__ROWS__.
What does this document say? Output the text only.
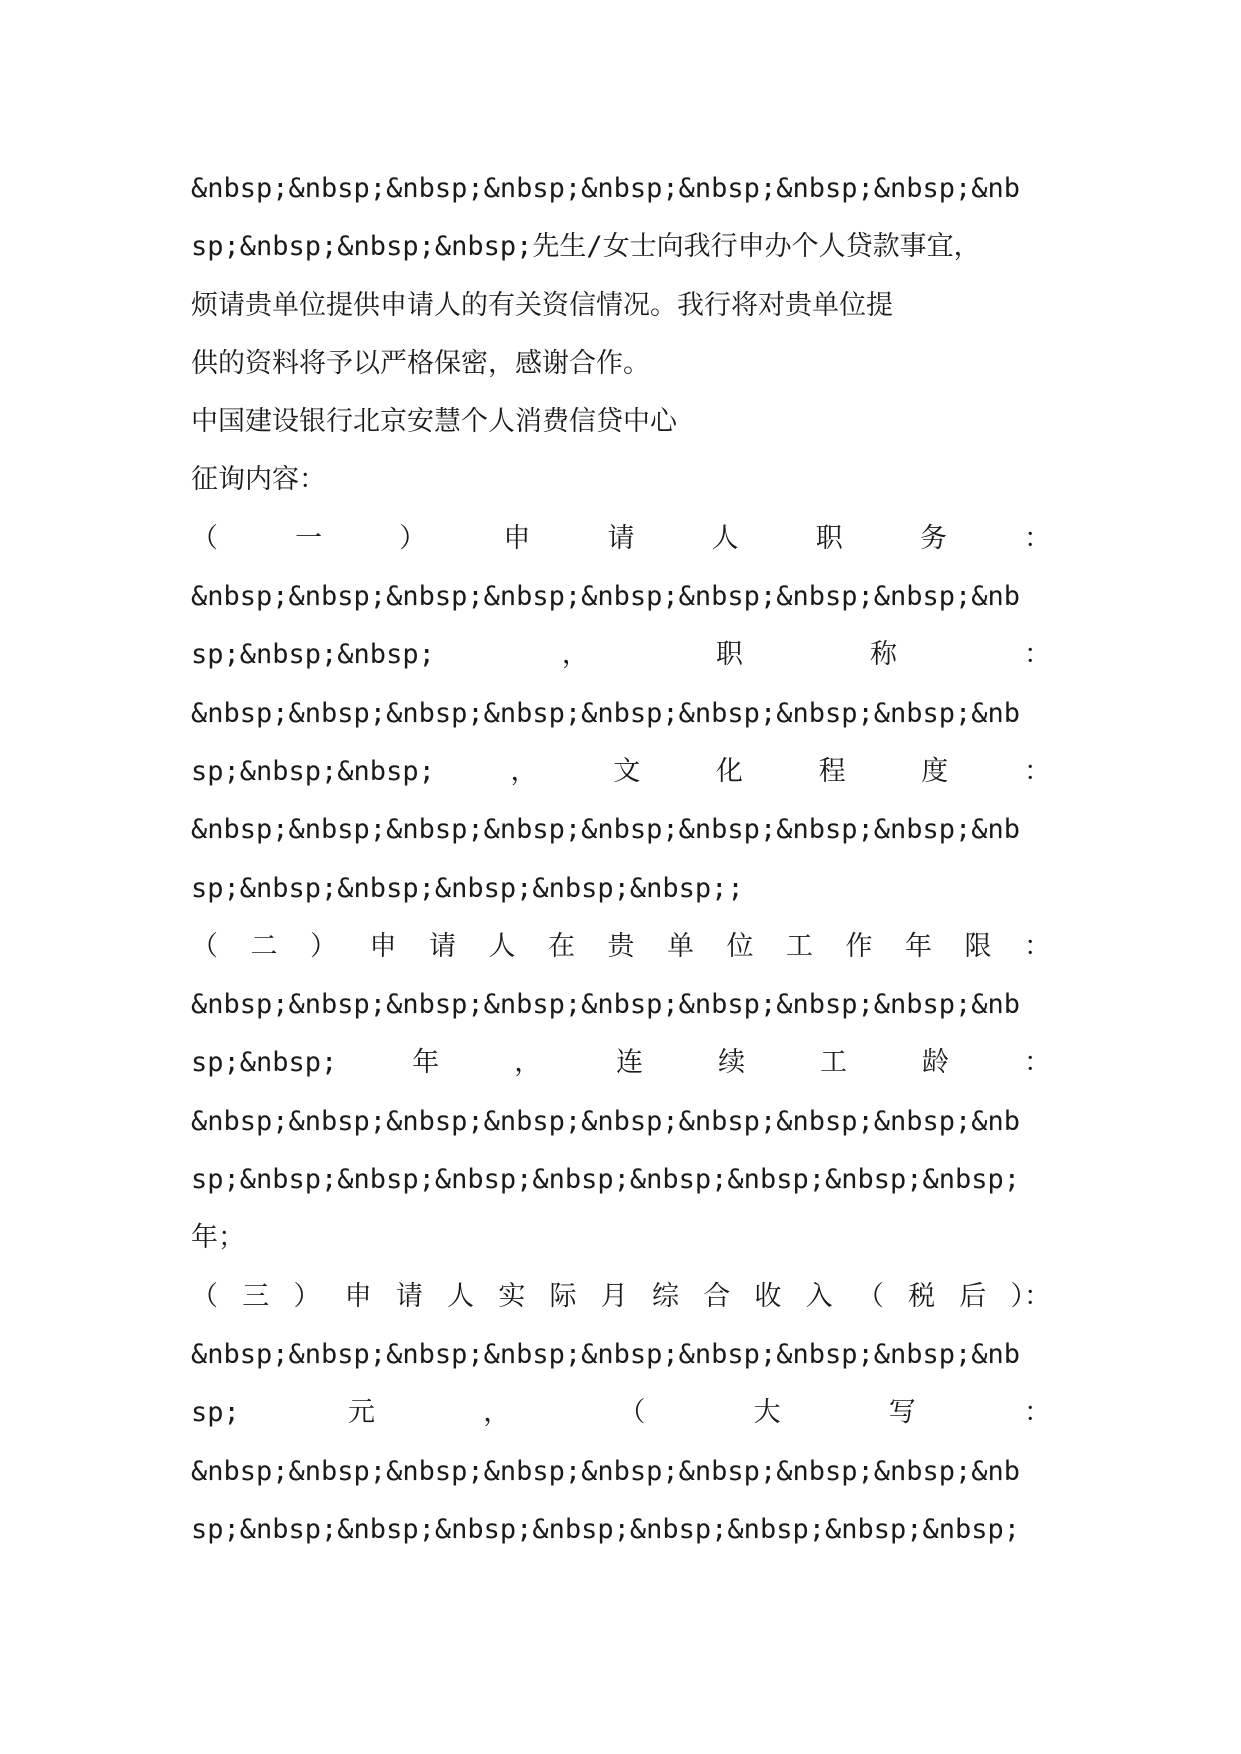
&nbsp;&nbsp;&nbsp;&nbsp;&nbsp;&nbsp;&nbsp;&nbsp;&nb
sp;&nbsp;&nbsp;&nbsp;先生/女士向我行申办个人贷款事宜，
烦请贵单位提供申请人的有关资信情况。我行将对贵单位提
供的资料将予以严格保密，感谢合作。
中国建设银行北京安慧个人消费信贷中心
征询内容：
（	一	）	申	请	人	职	务	：
&nbsp;&nbsp;&nbsp;&nbsp;&nbsp;&nbsp;&nbsp;&nbsp;&nb
sp;&nbsp;&nbsp;	，	职	称	：
&nbsp;&nbsp;&nbsp;&nbsp;&nbsp;&nbsp;&nbsp;&nbsp;&nb
sp;&nbsp;&nbsp;	，	文	化	程	度	：
&nbsp;&nbsp;&nbsp;&nbsp;&nbsp;&nbsp;&nbsp;&nbsp;&nb
sp;&nbsp;&nbsp;&nbsp;&nbsp;&nbsp;;
（ 二 ） 申 请 人 在 贵 单 位 工 作 年 限 ：
&nbsp;&nbsp;&nbsp;&nbsp;&nbsp;&nbsp;&nbsp;&nbsp;&nb
sp;&nbsp;	年	，	连	续	工	龄	：
&nbsp;&nbsp;&nbsp;&nbsp;&nbsp;&nbsp;&nbsp;&nbsp;&nb
sp;&nbsp;&nbsp;&nbsp;&nbsp;&nbsp;&nbsp;&nbsp;&nbsp;
年；
（ 三 ） 申 请 人 实 际 月 综 合 收 入 （ 税 后 ）：
&nbsp;&nbsp;&nbsp;&nbsp;&nbsp;&nbsp;&nbsp;&nbsp;&nb
sp;	元	，	（	大	写	：
&nbsp;&nbsp;&nbsp;&nbsp;&nbsp;&nbsp;&nbsp;&nbsp;&nb
sp;&nbsp;&nbsp;&nbsp;&nbsp;&nbsp;&nbsp;&nbsp;&nbsp;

__WHAT YOU NEED TO DO__. Copy every line of the data exactly as written, excluding the pictures.

__CORRECT OUTPUT__.
What does this document say? Output the text only.
&nbsp;&nbsp;&nbsp;&nbsp;&nbsp;&nbsp;&nbsp;&nbsp;&nb
sp;&nbsp;&nbsp;&nbsp;先生/女士向我行申办个人贷款事宜，
烦请贵单位提供申请人的有关资信情况。我行将对贵单位提
供的资料将予以严格保密，感谢合作。
中国建设银行北京安慧个人消费信贷中心
征询内容：
（	一	）	申	请	人	职	务	：
&nbsp;&nbsp;&nbsp;&nbsp;&nbsp;&nbsp;&nbsp;&nbsp;&nb
sp;&nbsp;&nbsp;	，	职	称	：
&nbsp;&nbsp;&nbsp;&nbsp;&nbsp;&nbsp;&nbsp;&nbsp;&nb
sp;&nbsp;&nbsp;	，	文	化	程	度	：
&nbsp;&nbsp;&nbsp;&nbsp;&nbsp;&nbsp;&nbsp;&nbsp;&nb
sp;&nbsp;&nbsp;&nbsp;&nbsp;&nbsp;;
（ 二 ） 申 请 人 在 贵 单 位 工 作 年 限 ：
&nbsp;&nbsp;&nbsp;&nbsp;&nbsp;&nbsp;&nbsp;&nbsp;&nb
sp;&nbsp;	年	，	连	续	工	龄	：
&nbsp;&nbsp;&nbsp;&nbsp;&nbsp;&nbsp;&nbsp;&nbsp;&nb
sp;&nbsp;&nbsp;&nbsp;&nbsp;&nbsp;&nbsp;&nbsp;&nbsp;
年；
（ 三 ） 申 请 人 实 际 月 综 合 收 入 （ 税 后 ）：
&nbsp;&nbsp;&nbsp;&nbsp;&nbsp;&nbsp;&nbsp;&nbsp;&nb
sp;	元	，	（	大	写	：
&nbsp;&nbsp;&nbsp;&nbsp;&nbsp;&nbsp;&nbsp;&nbsp;&nb
sp;&nbsp;&nbsp;&nbsp;&nbsp;&nbsp;&nbsp;&nbsp;&nbsp;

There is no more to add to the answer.